§ RECORD LIST:
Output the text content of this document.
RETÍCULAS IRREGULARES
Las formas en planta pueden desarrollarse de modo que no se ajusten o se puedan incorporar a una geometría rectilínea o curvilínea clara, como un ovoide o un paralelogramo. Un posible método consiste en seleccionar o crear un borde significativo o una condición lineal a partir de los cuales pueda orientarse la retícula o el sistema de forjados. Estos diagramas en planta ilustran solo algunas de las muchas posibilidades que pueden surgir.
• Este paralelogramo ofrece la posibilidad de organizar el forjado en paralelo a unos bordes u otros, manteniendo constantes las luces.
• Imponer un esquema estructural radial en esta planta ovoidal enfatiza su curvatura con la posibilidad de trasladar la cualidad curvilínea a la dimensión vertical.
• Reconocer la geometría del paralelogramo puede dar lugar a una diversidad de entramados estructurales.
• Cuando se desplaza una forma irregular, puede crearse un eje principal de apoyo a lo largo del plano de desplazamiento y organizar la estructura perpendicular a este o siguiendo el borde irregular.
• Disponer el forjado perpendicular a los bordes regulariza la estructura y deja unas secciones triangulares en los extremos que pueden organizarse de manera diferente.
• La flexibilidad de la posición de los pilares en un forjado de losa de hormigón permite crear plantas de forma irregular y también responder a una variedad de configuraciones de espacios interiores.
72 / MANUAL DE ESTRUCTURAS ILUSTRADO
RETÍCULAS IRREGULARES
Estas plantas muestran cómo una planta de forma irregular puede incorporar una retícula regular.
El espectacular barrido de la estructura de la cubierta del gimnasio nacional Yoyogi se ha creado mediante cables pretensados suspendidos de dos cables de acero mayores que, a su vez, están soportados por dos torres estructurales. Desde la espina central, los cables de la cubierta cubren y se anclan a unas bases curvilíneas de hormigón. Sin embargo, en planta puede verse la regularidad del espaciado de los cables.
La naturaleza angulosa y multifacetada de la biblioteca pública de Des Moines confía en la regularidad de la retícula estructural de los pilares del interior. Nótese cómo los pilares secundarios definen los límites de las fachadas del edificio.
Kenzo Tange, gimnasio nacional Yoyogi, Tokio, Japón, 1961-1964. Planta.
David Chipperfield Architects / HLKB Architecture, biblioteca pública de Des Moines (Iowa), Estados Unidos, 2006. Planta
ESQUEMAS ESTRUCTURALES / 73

§ TASK DETAILS: Copy each line that holds the word "bordes".

§ REPLY TO THE EXERCISE:
• Este paralelogramo ofrece la posibilidad de organizar el forjado en paralelo a unos bordes u otros, manteniendo constantes las luces.
• Disponer el forjado perpendicular a los bordes regulariza la estructura y deja unas secciones triangulares en los extremos que pueden organizarse de manera diferente.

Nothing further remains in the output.